# WHAT YOU SHOULD DO
Output all of the data below exactly as given.

# LISTED ENTRIES
Begin

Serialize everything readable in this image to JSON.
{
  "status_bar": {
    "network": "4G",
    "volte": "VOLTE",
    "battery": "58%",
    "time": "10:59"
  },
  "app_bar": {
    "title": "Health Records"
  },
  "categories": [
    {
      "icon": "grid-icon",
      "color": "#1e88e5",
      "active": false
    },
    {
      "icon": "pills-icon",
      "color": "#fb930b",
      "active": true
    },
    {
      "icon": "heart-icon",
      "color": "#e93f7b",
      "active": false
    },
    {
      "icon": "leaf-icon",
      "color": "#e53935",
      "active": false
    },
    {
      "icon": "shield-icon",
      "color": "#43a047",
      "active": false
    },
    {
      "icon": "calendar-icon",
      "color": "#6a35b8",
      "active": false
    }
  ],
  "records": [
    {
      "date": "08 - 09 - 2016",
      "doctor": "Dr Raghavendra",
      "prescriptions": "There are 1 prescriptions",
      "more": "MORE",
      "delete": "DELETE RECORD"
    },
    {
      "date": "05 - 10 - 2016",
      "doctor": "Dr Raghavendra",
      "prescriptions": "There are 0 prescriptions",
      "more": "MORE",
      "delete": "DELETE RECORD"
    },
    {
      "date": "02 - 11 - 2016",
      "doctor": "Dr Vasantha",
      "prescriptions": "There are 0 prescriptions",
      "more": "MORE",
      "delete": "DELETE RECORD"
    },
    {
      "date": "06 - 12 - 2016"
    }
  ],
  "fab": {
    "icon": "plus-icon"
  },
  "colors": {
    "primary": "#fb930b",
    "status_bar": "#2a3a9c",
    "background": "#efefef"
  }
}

End

# ANSWER FOR THIS EXERCISE
Serialize everything readable in this image to JSON.
{
  "status_bar": {
    "network": "4G",
    "volte": "VOLTE",
    "battery": "58%",
    "time": "10:59"
  },
  "app_bar": {
    "title": "Health Records"
  },
  "categories": [
    {
      "icon": "grid-icon",
      "color": "#1e88e5",
      "active": false
    },
    {
      "icon": "pills-icon",
      "color": "#fb930b",
      "active": true
    },
    {
      "icon": "heart-icon",
      "color": "#e93f7b",
      "active": false
    },
    {
      "icon": "leaf-icon",
      "color": "#e53935",
      "active": false
    },
    {
      "icon": "shield-icon",
      "color": "#43a047",
      "active": false
    },
    {
      "icon": "calendar-icon",
      "color": "#6a35b8",
      "active": false
    }
  ],
  "records": [
    {
      "date": "08 - 09 - 2016",
      "doctor": "Dr Raghavendra",
      "prescriptions": "There are 1 prescriptions",
      "more": "MORE",
      "delete": "DELETE RECORD"
    },
    {
      "date": "05 - 10 - 2016",
      "doctor": "Dr Raghavendra",
      "prescriptions": "There are 0 prescriptions",
      "more": "MORE",
      "delete": "DELETE RECORD"
    },
    {
      "date": "02 - 11 - 2016",
      "doctor": "Dr Vasantha",
      "prescriptions": "There are 0 prescriptions",
      "more": "MORE",
      "delete": "DELETE RECORD"
    },
    {
      "date": "06 - 12 - 2016"
    }
  ],
  "fab": {
    "icon": "plus-icon"
  },
  "colors": {
    "primary": "#fb930b",
    "status_bar": "#2a3a9c",
    "background": "#efefef"
  }
}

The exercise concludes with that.